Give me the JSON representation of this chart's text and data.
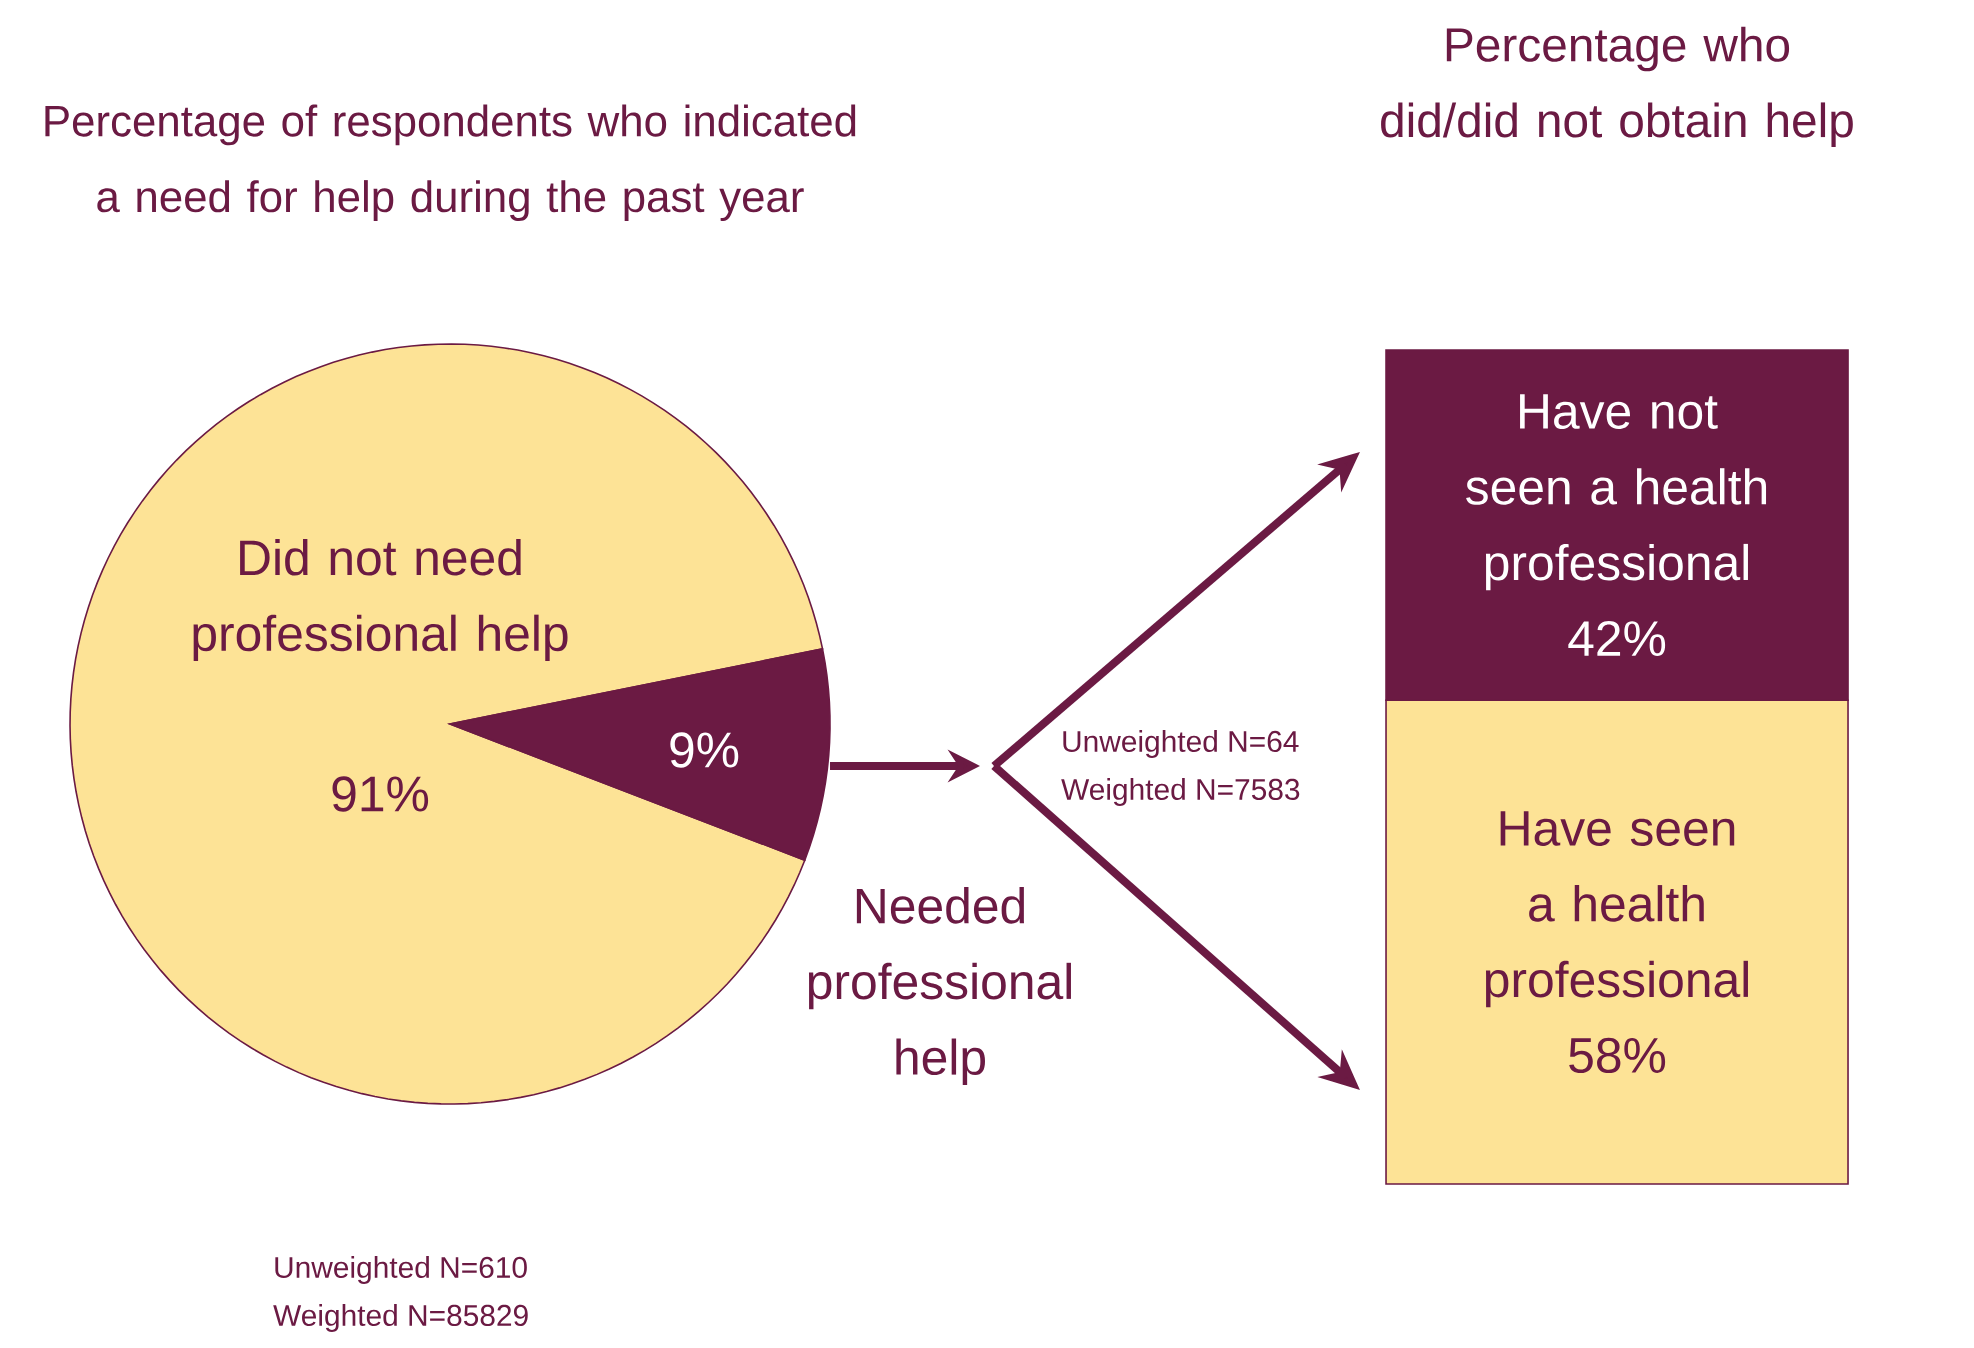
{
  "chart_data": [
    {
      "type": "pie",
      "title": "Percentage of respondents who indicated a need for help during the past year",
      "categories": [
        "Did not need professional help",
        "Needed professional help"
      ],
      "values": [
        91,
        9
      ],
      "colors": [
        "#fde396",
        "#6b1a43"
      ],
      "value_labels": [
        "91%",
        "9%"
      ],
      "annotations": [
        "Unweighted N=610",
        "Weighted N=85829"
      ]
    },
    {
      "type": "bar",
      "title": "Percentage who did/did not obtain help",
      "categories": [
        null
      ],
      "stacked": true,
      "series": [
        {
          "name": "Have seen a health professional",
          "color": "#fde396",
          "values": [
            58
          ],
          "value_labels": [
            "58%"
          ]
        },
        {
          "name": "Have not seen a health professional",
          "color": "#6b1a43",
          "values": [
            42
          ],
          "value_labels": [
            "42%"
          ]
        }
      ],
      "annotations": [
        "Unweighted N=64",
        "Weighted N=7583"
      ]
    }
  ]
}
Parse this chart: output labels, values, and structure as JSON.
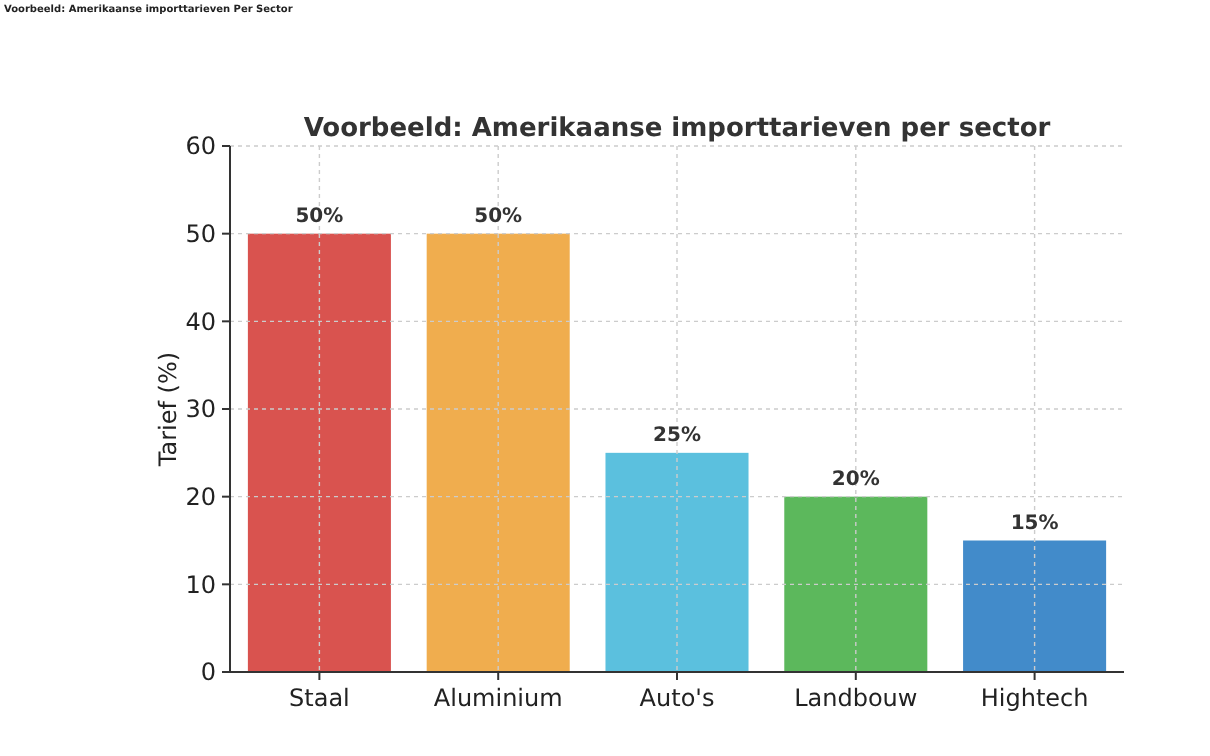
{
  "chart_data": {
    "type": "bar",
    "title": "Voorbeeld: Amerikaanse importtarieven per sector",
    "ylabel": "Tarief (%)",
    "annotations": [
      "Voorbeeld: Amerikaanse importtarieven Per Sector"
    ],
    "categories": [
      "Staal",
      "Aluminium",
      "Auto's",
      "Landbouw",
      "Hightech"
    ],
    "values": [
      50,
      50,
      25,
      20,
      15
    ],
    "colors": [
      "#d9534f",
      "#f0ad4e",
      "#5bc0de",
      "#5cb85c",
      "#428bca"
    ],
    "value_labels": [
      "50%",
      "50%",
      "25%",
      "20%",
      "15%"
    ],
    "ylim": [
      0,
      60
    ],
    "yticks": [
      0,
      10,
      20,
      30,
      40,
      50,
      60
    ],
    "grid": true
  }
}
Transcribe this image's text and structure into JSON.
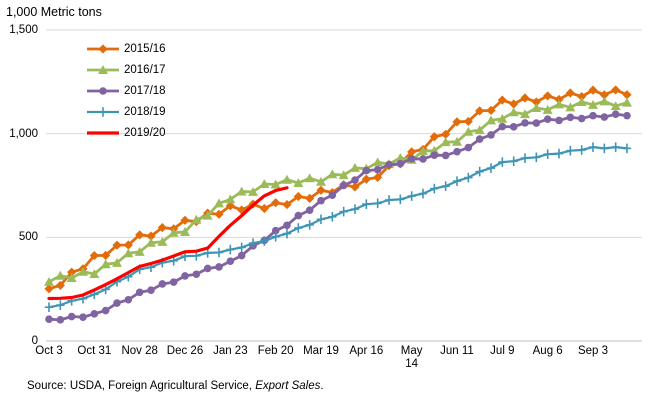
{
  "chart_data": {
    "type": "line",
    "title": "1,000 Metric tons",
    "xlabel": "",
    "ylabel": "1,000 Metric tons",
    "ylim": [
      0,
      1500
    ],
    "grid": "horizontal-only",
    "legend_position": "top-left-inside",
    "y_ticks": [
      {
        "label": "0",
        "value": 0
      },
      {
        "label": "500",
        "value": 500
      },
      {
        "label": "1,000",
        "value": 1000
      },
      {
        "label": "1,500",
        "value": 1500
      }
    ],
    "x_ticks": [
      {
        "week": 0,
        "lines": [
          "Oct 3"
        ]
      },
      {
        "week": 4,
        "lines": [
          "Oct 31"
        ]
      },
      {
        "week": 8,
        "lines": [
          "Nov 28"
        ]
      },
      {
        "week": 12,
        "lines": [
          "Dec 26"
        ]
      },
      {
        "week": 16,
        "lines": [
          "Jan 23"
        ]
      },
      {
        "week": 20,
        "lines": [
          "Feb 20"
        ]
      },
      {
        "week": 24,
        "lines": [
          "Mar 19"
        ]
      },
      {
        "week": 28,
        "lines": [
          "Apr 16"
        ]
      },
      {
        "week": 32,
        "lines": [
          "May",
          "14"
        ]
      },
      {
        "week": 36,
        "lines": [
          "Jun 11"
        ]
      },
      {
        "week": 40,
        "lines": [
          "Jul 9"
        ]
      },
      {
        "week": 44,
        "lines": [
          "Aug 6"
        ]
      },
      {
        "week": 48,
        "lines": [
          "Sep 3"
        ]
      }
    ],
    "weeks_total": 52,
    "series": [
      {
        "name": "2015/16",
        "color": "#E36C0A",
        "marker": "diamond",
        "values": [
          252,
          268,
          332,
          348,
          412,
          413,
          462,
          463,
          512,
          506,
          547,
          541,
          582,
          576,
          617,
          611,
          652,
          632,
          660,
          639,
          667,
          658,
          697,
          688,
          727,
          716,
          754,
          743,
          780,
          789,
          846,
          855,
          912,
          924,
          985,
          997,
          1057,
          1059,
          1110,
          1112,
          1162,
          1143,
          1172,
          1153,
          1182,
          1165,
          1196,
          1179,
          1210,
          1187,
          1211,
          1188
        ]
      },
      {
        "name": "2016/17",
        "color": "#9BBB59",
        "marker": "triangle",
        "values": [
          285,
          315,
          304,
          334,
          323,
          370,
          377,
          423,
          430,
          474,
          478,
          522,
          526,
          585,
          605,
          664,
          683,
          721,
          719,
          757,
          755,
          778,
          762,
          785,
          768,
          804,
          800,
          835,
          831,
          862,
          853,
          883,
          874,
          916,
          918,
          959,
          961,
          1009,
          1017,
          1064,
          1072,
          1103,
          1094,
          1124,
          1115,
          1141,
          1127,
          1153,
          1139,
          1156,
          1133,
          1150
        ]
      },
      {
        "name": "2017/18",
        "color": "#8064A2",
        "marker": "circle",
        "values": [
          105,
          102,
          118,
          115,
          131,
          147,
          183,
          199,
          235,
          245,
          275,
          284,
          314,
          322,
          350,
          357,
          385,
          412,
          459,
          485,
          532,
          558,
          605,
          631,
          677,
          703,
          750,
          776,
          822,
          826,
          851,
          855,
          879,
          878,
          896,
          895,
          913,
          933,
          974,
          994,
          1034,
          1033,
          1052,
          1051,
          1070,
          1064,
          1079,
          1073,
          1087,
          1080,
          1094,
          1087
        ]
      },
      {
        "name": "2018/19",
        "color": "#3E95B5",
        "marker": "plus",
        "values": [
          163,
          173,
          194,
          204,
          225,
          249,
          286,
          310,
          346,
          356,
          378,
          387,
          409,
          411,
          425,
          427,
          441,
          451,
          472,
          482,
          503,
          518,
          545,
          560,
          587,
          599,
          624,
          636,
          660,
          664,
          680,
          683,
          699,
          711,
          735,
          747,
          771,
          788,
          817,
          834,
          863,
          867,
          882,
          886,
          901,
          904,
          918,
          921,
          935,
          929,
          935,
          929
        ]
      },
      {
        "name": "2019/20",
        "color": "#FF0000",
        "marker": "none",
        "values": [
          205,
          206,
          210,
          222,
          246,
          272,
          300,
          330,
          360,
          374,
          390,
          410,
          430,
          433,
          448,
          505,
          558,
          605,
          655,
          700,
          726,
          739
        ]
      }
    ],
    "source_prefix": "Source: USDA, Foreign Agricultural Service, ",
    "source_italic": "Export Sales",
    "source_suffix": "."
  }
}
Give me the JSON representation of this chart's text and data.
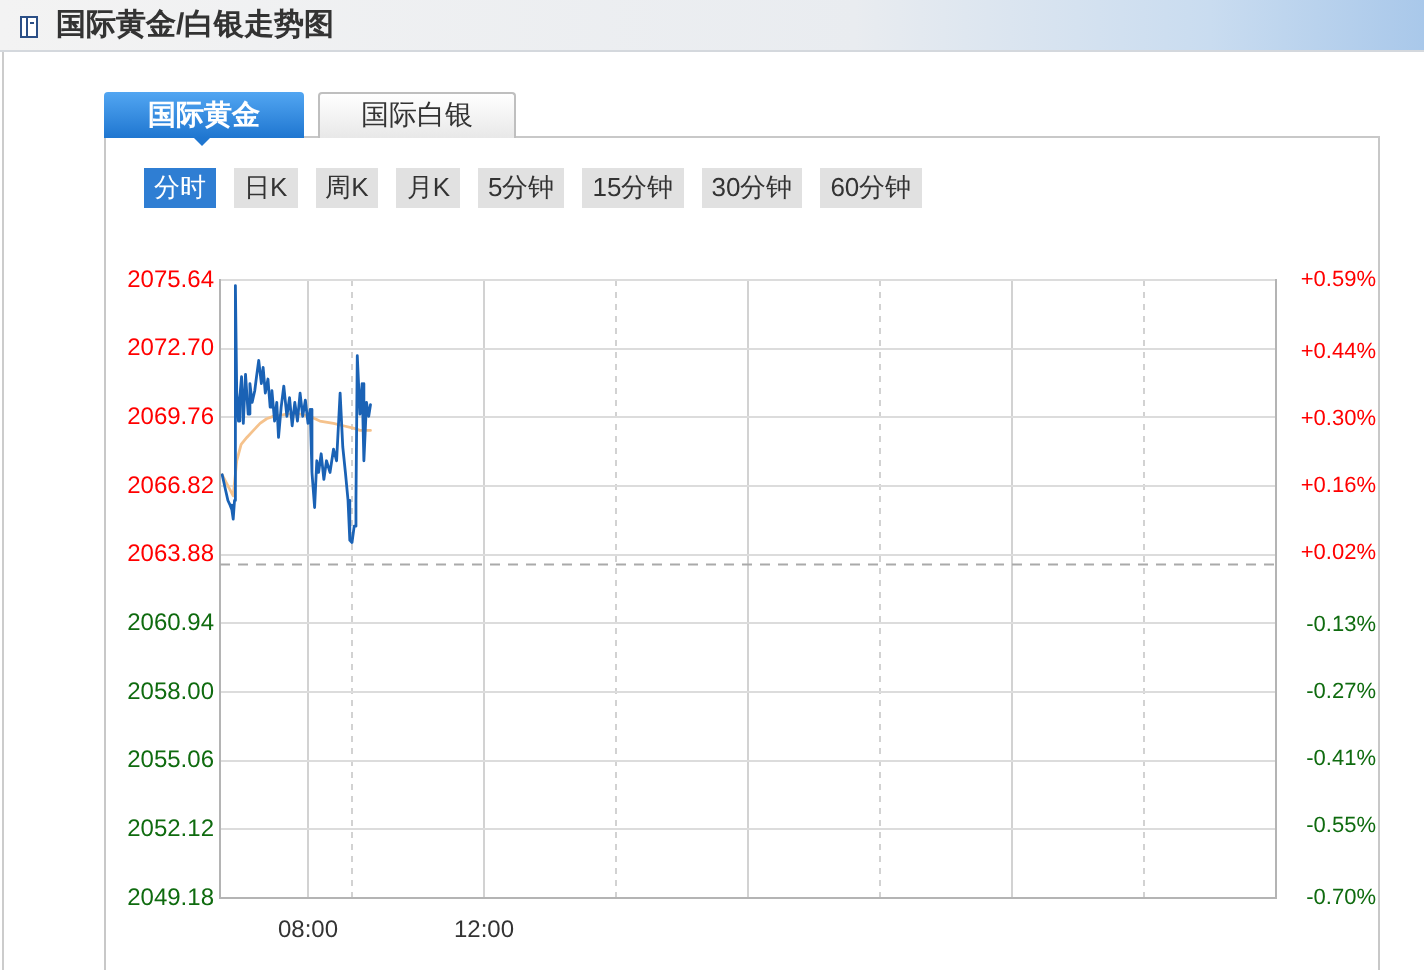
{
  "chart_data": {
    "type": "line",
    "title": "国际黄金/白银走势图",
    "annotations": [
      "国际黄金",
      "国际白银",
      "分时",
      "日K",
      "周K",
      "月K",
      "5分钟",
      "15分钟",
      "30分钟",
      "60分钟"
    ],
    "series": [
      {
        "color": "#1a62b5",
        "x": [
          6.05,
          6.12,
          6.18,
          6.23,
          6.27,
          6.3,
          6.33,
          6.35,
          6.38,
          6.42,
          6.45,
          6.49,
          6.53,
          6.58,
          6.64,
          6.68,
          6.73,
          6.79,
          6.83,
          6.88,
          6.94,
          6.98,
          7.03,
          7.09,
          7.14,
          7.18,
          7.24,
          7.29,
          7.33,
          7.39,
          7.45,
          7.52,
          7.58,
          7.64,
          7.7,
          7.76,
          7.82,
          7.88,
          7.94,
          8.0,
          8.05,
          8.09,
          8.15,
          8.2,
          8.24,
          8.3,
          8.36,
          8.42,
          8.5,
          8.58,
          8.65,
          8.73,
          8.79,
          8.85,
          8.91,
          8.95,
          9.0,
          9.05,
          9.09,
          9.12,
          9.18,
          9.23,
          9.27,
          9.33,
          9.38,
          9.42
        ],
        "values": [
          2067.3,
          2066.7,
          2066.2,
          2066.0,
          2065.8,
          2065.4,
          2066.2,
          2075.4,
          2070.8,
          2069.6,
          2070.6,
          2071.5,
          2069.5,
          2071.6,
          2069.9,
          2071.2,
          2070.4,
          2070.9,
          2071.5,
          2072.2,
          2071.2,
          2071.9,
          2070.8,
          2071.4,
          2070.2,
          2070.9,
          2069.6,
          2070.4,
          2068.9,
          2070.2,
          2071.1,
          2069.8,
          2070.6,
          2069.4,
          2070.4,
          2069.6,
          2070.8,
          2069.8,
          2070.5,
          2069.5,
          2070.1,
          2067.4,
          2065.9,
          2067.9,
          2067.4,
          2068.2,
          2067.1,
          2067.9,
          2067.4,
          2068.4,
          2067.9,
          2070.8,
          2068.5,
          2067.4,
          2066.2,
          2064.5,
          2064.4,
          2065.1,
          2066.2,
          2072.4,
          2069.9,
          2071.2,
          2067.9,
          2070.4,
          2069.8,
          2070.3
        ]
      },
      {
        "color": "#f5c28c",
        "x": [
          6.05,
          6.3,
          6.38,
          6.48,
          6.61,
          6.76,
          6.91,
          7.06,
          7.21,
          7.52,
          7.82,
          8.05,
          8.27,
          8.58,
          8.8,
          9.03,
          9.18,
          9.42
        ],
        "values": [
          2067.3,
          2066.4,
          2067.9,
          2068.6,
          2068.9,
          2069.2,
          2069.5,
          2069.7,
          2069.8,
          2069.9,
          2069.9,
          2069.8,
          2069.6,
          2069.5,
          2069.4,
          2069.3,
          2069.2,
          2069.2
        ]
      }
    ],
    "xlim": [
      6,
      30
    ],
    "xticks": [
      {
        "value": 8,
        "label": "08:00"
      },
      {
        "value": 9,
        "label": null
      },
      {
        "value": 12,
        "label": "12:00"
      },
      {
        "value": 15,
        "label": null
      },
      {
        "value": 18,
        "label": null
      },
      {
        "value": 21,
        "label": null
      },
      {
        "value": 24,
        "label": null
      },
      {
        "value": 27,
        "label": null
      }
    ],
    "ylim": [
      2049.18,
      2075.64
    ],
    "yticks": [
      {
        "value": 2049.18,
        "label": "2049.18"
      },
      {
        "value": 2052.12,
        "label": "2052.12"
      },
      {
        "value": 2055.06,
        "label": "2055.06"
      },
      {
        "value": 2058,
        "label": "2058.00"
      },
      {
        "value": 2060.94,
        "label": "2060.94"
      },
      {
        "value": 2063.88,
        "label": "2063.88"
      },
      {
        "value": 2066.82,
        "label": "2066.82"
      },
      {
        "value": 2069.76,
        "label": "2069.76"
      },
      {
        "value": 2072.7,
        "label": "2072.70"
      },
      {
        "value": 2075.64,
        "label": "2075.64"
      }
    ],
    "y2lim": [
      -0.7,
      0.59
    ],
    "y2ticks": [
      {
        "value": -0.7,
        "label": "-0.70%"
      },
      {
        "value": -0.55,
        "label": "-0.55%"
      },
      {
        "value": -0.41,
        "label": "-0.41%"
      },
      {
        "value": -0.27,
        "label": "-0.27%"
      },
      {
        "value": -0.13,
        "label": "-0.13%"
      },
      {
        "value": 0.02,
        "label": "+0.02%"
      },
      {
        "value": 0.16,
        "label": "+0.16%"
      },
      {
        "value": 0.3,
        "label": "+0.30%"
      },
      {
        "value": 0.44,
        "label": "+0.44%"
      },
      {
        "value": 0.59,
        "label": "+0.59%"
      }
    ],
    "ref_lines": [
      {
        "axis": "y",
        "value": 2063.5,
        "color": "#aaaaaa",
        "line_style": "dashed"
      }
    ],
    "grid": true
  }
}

● ● ● ● ● ● ●

## Work to be completed
Identify the lines that contain the string "Have", and copy every one of them.

## Solved exercise
          "name": "Have seen a health professional",
          "name": "Have not seen a health professional",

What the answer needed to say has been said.